**SUPPLIED INFORMATION**
□ □ □ □

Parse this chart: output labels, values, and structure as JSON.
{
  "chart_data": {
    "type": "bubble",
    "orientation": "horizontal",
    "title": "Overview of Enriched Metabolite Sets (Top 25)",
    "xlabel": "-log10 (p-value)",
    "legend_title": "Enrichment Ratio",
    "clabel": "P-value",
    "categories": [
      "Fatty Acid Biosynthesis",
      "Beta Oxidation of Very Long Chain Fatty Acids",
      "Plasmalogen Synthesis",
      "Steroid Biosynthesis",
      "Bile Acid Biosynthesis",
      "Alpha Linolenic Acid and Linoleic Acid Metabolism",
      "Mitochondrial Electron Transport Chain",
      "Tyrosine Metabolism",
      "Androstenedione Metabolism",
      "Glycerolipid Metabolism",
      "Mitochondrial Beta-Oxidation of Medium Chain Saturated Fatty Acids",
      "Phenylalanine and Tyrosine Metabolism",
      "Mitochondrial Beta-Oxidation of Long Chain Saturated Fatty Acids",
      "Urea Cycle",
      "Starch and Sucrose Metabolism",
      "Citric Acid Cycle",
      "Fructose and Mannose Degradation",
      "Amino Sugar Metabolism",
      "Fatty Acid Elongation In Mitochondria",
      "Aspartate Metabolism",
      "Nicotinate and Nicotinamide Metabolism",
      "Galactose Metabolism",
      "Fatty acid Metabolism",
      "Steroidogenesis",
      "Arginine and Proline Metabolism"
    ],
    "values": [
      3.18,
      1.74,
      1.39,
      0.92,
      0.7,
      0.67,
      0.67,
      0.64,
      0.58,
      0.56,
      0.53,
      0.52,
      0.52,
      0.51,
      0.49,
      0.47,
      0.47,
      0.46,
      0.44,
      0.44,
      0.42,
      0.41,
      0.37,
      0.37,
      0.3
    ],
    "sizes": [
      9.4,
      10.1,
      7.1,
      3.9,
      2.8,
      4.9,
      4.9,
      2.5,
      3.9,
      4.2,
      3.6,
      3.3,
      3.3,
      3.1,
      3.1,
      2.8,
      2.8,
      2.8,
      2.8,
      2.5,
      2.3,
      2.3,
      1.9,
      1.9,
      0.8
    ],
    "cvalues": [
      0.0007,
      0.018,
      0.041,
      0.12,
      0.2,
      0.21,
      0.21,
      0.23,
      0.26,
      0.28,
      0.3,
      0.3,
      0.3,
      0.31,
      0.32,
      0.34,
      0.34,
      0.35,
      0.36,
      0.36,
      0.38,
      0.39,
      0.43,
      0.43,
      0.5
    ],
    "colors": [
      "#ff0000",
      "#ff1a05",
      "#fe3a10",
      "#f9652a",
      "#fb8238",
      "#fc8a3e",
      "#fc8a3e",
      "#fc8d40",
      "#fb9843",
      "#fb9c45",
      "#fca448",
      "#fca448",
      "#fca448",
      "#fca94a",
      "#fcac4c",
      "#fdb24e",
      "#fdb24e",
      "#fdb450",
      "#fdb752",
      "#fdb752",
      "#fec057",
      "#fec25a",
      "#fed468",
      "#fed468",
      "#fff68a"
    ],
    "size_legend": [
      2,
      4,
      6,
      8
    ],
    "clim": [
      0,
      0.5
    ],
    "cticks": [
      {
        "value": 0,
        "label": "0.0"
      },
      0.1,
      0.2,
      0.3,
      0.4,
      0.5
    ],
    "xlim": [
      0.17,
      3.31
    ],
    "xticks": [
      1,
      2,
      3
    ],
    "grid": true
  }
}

□ □ □ □

**WHAT YOU NEED TO DO**
Answer required as a bare number: state how many lines in the material contain the word "Oxidation".

**SOLUTION FOR THIS PROBLEM**
3